Data entries for graphics
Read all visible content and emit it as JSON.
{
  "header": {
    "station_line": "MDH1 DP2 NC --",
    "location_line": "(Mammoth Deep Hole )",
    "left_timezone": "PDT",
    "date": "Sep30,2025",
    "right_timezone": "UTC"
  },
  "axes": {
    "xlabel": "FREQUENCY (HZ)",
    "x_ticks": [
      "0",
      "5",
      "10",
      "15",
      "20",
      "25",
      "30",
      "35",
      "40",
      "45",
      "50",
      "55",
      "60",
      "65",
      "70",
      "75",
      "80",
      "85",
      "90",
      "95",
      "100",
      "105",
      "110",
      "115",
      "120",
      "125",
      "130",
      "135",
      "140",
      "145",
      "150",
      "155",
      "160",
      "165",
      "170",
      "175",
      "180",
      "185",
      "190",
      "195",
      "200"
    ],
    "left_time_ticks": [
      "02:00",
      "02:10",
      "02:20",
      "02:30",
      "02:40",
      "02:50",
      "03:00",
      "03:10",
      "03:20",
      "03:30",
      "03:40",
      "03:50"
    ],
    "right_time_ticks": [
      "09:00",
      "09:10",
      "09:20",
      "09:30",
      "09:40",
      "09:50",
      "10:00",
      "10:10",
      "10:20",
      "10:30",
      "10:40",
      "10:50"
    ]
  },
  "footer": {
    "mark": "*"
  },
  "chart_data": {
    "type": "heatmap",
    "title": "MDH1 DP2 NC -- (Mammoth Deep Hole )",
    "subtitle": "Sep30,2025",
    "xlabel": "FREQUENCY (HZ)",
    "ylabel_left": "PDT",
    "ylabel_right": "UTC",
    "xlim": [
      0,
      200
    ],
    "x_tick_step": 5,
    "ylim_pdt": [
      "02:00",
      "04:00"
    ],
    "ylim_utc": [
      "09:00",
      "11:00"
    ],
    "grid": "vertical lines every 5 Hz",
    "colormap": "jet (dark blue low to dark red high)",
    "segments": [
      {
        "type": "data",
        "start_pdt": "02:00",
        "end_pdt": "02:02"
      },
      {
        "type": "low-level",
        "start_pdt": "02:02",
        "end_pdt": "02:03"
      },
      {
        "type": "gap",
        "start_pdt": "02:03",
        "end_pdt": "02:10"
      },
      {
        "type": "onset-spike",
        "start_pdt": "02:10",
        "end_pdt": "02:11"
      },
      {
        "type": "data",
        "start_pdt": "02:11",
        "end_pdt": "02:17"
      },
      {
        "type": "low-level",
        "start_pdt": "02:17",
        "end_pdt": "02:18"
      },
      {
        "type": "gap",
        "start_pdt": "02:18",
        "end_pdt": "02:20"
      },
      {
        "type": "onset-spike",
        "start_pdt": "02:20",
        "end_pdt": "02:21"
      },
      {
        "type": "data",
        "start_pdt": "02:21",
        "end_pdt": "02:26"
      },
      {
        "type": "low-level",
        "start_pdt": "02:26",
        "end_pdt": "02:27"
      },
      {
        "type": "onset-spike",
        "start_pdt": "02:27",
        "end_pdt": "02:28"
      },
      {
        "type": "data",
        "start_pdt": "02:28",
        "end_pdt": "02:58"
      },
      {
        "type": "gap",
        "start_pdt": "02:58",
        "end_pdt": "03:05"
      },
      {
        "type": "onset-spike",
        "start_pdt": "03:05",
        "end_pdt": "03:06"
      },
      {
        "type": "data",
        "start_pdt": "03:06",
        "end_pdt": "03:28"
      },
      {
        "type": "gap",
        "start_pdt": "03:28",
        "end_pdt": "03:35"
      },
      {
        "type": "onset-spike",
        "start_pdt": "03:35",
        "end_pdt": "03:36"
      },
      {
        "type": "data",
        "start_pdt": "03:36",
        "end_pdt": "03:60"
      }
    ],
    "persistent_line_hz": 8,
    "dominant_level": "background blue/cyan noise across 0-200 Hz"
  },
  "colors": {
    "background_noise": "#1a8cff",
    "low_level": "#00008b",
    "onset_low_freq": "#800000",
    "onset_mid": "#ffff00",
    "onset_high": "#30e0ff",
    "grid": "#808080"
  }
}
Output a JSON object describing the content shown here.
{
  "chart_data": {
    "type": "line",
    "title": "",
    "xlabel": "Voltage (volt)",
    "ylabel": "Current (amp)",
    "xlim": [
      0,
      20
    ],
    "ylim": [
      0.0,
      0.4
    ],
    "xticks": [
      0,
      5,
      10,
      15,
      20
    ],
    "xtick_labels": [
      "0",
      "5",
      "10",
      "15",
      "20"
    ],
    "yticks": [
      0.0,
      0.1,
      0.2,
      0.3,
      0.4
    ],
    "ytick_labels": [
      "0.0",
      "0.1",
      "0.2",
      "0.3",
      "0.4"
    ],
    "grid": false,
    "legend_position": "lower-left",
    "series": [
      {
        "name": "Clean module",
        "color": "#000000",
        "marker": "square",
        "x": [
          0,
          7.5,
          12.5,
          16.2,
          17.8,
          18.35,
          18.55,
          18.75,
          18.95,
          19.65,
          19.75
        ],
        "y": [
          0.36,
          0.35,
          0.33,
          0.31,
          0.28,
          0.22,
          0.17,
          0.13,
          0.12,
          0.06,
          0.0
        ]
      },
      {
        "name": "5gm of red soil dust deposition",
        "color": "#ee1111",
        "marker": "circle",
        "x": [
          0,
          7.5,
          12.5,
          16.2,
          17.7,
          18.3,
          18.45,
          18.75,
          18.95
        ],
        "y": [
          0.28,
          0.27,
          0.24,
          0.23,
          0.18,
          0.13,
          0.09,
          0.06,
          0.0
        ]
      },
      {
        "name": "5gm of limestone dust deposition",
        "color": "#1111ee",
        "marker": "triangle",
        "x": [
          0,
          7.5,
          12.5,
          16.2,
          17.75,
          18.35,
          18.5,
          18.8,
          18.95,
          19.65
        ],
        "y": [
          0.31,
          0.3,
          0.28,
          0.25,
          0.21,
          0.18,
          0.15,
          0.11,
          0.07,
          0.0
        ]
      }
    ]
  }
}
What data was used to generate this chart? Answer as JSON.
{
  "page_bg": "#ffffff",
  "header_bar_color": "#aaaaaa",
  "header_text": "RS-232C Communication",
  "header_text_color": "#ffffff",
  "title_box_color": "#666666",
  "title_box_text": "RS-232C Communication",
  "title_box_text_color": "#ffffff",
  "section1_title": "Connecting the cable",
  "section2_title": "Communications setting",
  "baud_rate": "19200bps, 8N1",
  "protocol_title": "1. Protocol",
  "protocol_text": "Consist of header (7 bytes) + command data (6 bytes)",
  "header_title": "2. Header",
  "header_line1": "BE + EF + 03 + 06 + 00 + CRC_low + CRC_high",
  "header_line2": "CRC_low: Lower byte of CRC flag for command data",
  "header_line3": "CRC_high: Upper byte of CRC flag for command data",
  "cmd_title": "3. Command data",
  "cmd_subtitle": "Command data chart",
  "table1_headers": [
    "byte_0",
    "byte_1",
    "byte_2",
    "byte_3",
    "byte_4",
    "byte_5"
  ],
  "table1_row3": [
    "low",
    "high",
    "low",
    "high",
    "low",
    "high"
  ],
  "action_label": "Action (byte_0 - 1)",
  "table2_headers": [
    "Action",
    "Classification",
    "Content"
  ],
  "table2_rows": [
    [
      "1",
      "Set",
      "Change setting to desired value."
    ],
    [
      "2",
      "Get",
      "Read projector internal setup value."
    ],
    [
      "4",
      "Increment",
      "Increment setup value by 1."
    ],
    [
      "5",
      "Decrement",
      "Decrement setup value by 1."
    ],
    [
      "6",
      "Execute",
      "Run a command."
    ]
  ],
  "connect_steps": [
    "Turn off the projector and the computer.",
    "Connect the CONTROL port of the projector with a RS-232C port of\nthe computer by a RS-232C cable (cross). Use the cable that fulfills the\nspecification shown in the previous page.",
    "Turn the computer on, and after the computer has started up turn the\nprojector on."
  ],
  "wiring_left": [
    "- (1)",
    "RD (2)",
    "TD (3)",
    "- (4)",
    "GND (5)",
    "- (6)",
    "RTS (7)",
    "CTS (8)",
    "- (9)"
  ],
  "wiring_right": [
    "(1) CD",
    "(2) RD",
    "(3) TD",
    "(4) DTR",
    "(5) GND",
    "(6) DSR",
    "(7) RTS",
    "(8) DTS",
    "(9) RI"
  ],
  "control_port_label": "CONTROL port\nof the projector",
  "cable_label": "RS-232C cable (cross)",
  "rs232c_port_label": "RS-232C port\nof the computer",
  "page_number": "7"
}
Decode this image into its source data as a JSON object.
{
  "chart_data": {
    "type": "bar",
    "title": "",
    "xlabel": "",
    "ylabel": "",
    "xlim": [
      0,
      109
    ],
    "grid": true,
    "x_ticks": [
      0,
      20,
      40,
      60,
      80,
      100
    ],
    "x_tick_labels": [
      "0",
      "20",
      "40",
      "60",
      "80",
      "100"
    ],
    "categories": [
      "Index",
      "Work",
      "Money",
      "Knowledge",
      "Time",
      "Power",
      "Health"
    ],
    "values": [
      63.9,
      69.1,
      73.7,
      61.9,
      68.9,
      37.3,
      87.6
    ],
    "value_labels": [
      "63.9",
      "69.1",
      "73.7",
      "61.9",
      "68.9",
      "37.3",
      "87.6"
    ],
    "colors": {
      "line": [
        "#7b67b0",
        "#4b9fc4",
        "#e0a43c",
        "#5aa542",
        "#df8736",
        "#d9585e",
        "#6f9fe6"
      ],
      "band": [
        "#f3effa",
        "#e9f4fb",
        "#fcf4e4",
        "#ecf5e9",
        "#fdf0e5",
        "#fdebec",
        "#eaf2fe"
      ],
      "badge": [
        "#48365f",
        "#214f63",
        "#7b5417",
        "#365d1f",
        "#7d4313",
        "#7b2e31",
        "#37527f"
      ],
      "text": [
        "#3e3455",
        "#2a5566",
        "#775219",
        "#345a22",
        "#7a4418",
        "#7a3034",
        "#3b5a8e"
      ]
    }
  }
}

Required task
Filter the data, keeping only the lines that contain "Read".

Reply
Read all visible content and emit it as JSON.
      "Read projector internal setup value."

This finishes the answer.